What the task requires: Say how many lines include the word "name". Reply with nothing but the number.
>> BEGIN Records shown
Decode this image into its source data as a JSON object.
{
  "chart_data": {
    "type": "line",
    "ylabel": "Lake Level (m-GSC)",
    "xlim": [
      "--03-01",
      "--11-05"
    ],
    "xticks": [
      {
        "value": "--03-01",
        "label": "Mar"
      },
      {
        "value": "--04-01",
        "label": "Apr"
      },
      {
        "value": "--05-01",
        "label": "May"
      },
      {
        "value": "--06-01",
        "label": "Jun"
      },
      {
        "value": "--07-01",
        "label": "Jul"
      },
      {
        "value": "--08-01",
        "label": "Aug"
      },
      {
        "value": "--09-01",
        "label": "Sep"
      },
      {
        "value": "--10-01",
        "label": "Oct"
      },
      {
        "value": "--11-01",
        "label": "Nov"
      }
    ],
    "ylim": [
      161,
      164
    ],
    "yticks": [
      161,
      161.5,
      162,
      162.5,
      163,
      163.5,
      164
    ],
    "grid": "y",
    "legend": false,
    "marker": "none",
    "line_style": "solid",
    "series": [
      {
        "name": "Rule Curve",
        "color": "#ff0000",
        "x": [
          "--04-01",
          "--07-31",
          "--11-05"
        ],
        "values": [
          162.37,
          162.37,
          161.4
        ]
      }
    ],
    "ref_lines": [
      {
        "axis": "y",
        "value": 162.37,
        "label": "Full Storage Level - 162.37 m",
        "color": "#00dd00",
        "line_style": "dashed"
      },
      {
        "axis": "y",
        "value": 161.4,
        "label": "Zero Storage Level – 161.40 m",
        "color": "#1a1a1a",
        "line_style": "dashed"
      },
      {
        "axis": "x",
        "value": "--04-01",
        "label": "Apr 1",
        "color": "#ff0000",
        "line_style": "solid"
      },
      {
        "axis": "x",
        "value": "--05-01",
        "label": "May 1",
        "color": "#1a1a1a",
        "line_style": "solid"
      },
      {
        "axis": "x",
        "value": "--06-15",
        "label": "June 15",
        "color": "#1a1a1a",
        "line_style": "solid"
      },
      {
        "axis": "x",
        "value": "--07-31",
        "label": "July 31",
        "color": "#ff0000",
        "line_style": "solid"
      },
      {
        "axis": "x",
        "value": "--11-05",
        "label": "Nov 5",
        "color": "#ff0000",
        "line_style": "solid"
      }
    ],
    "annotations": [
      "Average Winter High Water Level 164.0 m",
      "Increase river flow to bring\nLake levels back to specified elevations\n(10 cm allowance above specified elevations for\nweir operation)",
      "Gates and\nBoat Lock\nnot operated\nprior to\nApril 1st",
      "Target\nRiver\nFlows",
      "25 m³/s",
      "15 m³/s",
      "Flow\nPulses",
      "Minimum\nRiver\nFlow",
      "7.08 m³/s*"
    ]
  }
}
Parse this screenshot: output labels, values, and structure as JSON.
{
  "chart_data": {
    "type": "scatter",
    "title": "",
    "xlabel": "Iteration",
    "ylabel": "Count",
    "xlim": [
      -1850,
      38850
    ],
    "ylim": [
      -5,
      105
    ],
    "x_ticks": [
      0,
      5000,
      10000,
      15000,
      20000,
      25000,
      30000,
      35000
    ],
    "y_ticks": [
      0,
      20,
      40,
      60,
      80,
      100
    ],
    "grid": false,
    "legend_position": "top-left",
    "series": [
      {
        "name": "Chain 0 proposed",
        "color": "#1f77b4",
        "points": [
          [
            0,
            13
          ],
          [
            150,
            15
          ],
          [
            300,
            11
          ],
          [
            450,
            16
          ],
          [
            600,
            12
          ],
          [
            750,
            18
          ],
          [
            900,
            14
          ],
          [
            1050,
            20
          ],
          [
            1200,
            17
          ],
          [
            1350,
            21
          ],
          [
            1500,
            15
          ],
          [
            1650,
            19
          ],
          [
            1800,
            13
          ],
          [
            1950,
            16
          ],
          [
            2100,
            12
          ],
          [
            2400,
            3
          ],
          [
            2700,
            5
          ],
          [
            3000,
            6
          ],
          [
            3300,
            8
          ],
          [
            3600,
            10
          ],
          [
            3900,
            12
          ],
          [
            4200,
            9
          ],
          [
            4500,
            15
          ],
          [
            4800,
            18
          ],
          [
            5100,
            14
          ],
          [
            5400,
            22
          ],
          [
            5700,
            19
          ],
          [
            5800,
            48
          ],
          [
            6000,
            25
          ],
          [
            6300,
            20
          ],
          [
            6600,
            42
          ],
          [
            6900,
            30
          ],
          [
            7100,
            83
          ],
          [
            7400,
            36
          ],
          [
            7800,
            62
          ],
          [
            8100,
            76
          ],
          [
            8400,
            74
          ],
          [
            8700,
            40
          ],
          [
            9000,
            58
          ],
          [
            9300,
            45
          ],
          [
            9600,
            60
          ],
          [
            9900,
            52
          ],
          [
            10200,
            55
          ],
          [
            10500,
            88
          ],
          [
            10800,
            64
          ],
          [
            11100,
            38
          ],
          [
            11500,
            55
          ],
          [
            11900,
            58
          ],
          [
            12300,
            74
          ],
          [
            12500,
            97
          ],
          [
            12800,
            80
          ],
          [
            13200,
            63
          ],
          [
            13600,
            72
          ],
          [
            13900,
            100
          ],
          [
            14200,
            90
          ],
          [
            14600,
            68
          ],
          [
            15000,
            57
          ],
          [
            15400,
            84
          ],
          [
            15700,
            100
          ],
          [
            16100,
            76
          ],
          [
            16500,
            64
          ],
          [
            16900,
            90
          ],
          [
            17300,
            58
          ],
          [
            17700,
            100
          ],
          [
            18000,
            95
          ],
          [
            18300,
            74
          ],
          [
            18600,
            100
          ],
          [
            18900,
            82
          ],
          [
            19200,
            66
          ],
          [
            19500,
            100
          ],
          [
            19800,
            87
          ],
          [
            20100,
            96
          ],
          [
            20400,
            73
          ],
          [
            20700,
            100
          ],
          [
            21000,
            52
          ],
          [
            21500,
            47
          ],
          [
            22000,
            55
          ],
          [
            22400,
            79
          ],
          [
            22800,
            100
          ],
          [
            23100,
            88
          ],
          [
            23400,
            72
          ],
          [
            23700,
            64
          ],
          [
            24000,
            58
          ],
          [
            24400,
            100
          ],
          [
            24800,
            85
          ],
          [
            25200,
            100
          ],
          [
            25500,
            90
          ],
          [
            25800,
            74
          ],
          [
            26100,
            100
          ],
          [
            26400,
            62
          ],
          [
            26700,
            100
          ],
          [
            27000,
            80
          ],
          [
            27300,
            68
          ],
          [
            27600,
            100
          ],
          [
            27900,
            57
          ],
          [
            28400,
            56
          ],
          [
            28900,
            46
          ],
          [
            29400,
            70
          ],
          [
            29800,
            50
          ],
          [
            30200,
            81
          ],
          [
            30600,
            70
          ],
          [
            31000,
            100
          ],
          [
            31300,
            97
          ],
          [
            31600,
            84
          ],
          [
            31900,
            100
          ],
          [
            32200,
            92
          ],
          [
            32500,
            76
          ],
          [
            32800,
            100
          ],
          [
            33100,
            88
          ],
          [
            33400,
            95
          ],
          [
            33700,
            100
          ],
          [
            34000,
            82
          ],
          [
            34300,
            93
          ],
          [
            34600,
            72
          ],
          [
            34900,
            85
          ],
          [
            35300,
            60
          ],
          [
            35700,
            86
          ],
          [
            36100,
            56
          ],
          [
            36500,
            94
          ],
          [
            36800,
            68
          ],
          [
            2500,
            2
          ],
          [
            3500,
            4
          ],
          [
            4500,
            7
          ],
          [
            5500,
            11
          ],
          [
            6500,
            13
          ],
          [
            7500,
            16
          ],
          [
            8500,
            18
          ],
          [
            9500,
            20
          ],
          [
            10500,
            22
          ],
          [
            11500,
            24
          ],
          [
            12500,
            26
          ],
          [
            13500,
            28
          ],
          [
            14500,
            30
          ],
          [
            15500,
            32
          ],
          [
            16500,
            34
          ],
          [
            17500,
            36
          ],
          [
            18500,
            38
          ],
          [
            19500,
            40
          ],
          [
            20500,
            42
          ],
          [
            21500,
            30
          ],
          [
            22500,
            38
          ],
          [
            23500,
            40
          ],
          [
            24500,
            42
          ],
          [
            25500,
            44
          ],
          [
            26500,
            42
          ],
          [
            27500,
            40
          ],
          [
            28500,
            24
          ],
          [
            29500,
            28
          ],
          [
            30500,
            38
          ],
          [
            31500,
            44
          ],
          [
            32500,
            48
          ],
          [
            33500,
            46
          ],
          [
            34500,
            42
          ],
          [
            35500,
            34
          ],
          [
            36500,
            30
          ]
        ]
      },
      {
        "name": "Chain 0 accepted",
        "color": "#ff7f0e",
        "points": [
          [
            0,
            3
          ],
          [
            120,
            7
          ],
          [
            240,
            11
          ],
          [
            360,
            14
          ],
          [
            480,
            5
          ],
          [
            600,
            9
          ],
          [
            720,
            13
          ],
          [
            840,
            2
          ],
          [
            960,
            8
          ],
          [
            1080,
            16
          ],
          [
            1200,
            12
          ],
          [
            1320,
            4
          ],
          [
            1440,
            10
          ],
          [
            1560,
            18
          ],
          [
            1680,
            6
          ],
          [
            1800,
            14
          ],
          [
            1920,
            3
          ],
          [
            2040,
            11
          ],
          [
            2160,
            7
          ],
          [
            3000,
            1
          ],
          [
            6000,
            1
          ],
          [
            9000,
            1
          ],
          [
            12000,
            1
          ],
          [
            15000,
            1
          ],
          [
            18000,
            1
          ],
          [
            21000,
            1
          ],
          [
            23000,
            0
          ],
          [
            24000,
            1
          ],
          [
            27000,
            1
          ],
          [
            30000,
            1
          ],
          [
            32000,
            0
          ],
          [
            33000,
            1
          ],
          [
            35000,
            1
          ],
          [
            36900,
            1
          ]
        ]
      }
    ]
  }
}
>> END Records shown
Response to this exercise: 3